* PROBLEM STATEMENT: In the material below, the lines containing the word "Environment" are required; copy each of them.

* RECORDED DATA:

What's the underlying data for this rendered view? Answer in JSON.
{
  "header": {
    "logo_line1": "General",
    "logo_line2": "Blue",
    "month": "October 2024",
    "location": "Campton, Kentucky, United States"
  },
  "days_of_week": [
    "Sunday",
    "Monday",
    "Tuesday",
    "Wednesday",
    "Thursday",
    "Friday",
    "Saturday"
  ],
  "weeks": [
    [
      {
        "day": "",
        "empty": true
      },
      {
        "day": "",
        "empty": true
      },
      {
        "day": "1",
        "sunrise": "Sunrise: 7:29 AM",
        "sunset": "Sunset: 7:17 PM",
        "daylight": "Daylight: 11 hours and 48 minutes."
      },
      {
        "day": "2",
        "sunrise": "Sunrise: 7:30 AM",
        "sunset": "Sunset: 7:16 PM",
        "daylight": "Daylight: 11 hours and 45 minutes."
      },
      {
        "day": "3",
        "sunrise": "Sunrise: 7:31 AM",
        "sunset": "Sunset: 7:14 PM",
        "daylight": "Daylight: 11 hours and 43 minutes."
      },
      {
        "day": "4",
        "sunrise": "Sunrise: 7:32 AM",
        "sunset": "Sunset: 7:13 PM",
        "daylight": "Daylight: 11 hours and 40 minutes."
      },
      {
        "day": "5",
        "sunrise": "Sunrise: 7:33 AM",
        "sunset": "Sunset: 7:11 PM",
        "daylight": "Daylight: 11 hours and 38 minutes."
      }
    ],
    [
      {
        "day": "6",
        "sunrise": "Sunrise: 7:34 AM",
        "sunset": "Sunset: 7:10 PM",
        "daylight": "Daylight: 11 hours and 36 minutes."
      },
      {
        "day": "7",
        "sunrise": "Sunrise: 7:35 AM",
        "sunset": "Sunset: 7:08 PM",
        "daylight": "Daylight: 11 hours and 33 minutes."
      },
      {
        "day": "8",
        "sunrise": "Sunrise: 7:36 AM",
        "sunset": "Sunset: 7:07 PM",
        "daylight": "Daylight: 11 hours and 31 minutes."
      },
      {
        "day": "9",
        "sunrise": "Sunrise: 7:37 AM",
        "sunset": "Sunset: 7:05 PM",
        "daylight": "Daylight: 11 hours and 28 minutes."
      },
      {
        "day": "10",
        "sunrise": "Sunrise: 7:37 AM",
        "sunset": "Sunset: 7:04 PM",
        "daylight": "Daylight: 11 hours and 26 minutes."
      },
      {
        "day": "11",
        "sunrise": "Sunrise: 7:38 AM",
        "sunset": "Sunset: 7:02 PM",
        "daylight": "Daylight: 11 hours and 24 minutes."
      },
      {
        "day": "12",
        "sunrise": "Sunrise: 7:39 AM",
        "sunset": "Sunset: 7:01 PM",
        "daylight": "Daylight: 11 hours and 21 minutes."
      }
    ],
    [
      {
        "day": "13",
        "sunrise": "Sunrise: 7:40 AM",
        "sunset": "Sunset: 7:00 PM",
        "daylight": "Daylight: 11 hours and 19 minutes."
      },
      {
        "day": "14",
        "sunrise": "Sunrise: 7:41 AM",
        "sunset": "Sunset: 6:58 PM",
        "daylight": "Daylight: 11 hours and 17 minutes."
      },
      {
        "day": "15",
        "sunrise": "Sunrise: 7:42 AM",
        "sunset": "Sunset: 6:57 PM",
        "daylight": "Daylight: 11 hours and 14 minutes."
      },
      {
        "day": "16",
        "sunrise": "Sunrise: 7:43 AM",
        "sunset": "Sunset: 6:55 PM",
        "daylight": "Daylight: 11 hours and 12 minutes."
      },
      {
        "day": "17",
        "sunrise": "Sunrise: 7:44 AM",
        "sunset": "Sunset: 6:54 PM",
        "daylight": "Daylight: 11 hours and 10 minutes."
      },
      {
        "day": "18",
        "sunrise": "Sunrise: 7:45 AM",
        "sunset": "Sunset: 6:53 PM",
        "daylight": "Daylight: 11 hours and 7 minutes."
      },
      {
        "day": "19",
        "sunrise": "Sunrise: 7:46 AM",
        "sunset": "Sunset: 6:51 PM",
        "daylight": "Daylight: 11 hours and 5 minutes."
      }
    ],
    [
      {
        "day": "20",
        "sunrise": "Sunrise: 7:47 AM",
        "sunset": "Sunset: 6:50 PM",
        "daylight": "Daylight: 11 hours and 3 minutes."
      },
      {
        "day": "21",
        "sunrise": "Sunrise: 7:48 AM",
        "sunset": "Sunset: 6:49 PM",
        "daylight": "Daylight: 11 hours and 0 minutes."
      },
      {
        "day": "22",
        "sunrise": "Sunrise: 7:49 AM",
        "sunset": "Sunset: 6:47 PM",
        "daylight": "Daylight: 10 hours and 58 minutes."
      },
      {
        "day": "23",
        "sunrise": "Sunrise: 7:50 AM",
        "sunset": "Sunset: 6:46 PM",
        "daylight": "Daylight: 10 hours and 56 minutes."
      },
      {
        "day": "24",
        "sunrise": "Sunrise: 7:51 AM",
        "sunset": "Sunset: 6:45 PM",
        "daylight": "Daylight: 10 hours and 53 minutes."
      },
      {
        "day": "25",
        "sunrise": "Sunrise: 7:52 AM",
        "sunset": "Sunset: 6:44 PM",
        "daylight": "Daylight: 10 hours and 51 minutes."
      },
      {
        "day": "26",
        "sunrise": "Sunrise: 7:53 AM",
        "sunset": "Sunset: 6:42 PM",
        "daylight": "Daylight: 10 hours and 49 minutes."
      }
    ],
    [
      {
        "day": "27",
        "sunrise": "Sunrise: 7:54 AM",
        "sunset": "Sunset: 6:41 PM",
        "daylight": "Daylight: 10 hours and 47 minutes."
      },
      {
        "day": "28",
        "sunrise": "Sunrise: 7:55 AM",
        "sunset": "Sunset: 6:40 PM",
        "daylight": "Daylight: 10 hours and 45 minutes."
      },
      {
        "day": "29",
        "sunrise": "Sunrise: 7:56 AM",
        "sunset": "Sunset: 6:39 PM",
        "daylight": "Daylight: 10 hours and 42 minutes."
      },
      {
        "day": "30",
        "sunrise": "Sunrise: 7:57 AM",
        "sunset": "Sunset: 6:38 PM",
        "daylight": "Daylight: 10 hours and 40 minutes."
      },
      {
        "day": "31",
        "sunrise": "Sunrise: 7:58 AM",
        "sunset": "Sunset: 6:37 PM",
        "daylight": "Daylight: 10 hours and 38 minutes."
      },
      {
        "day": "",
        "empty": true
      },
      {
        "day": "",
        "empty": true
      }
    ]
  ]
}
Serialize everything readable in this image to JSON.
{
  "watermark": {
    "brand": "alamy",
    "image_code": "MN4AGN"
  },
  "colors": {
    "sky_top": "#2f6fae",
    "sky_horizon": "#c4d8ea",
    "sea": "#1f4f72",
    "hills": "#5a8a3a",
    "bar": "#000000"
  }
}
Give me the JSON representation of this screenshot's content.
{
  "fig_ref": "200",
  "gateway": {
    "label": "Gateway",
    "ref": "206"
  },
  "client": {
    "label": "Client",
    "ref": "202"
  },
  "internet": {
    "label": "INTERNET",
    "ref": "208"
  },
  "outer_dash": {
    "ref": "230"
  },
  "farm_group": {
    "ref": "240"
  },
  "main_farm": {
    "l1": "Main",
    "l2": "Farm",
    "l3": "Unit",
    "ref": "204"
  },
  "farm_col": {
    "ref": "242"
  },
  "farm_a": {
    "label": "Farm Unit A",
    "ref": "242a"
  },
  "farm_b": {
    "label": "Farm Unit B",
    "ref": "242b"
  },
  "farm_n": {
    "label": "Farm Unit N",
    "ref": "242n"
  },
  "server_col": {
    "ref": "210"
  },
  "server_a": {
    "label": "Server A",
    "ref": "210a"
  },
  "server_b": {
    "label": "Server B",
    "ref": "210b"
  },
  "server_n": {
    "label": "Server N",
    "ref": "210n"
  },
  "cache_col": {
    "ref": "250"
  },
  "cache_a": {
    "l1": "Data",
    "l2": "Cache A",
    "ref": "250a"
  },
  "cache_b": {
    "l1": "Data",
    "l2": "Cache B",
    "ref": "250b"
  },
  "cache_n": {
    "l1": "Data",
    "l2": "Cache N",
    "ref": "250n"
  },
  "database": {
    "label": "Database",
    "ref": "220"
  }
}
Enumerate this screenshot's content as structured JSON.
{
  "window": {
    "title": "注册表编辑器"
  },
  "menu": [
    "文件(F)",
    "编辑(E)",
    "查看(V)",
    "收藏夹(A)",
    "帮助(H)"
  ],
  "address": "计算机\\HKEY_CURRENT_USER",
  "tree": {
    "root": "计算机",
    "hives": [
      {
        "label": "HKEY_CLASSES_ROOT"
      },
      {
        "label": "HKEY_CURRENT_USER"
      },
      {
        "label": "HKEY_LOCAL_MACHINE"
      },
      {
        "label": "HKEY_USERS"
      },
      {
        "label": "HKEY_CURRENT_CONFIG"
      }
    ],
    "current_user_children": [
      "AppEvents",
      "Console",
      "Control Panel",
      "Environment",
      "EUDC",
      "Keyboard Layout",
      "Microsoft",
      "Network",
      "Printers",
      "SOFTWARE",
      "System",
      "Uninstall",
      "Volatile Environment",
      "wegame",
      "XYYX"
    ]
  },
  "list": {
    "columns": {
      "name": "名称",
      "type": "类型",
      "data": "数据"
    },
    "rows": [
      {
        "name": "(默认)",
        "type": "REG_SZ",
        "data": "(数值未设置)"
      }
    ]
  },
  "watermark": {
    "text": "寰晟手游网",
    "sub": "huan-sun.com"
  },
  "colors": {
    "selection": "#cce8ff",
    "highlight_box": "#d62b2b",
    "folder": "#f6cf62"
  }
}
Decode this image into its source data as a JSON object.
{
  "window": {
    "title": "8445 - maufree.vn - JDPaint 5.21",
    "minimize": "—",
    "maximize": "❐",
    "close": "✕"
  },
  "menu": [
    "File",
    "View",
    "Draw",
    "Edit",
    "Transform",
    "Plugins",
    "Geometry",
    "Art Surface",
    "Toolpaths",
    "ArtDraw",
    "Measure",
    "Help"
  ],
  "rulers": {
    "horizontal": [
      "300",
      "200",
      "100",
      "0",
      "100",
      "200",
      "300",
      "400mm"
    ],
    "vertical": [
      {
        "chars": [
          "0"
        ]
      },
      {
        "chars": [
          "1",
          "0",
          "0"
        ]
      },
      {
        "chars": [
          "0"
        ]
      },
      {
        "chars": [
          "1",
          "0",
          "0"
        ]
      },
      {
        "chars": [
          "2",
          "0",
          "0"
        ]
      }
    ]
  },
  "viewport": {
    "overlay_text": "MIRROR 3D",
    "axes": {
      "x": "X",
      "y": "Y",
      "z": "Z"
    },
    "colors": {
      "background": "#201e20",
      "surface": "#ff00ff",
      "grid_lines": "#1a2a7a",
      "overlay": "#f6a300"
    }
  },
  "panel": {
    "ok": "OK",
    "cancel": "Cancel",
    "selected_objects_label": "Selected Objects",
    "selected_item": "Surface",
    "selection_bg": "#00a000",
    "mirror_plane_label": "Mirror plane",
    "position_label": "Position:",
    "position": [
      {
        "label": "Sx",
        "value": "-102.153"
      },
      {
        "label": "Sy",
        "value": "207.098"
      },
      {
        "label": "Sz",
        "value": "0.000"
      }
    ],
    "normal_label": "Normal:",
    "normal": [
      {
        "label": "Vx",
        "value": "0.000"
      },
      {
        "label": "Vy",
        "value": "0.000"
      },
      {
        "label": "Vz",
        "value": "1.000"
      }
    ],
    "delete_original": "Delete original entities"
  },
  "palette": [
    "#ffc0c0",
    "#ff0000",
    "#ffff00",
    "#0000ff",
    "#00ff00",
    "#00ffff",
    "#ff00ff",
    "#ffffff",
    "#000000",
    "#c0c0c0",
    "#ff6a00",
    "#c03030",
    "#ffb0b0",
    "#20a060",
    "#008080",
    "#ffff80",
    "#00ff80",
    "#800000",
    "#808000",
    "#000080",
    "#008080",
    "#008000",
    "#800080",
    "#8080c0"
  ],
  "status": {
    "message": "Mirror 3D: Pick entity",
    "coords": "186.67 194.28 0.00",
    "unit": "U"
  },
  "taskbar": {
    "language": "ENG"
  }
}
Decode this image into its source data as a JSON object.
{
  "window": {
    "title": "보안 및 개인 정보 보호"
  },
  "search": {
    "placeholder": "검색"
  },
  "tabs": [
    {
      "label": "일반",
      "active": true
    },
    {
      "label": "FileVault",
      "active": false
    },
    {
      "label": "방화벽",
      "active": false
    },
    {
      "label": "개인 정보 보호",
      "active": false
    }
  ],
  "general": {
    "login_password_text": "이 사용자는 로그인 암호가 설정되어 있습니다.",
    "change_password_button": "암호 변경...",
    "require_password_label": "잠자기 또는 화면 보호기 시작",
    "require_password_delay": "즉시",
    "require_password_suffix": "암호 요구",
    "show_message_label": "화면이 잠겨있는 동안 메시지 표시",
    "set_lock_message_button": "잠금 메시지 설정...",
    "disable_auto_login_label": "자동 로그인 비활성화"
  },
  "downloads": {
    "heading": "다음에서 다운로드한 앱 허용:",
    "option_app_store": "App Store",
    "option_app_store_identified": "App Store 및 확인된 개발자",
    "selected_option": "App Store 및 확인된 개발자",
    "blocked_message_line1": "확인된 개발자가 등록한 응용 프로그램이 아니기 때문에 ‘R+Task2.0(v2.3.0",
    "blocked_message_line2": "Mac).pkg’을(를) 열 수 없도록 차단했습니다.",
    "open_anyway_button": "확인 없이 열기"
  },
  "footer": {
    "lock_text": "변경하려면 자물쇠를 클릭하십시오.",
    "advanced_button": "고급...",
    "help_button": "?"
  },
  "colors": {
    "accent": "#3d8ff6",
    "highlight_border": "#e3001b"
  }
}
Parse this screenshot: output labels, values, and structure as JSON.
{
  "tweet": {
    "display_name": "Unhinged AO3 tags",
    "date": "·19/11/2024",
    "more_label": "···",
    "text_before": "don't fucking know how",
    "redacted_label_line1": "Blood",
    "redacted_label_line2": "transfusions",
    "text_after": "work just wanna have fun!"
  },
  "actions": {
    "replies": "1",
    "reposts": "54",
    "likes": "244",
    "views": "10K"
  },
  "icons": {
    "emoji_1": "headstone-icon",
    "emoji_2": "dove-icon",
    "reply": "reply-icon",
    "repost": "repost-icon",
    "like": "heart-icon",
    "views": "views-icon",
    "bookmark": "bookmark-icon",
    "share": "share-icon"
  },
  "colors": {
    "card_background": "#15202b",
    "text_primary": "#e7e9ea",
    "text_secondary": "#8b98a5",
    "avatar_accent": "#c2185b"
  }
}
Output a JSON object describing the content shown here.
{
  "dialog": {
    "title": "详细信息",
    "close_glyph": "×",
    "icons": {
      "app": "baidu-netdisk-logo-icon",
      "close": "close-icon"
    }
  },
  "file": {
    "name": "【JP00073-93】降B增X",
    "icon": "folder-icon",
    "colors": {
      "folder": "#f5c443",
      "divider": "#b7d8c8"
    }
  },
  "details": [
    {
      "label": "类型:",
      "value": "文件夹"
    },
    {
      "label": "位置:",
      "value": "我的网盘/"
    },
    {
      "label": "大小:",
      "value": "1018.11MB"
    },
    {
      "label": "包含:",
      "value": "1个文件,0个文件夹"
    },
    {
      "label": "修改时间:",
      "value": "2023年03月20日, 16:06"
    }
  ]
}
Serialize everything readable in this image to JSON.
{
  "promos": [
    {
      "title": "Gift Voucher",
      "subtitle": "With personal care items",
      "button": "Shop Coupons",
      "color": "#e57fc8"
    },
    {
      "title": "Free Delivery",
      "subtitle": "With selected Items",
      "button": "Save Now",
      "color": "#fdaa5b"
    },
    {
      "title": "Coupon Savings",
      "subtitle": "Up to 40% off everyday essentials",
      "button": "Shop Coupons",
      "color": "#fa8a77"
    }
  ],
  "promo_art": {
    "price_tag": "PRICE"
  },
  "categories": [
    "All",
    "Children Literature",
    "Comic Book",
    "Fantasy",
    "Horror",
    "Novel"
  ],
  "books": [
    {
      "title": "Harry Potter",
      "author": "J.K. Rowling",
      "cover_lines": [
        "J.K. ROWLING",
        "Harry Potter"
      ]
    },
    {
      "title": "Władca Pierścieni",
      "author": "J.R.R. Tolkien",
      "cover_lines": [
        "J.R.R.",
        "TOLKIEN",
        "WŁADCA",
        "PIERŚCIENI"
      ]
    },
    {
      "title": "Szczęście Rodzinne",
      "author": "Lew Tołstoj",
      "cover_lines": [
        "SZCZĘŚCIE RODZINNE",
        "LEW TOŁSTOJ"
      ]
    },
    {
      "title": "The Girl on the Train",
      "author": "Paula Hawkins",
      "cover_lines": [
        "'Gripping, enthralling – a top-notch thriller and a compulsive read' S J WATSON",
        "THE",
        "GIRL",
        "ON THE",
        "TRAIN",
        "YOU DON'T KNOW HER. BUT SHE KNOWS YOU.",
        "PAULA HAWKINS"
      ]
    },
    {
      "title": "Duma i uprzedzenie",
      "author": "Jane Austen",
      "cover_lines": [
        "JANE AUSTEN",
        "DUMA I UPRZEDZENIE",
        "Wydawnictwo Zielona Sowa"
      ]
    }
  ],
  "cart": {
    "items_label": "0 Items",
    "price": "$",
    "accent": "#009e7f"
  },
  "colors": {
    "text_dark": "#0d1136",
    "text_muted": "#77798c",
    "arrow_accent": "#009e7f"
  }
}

* RESULT OF THIS EXERCISE:
      "Environment",
      "Volatile Environment",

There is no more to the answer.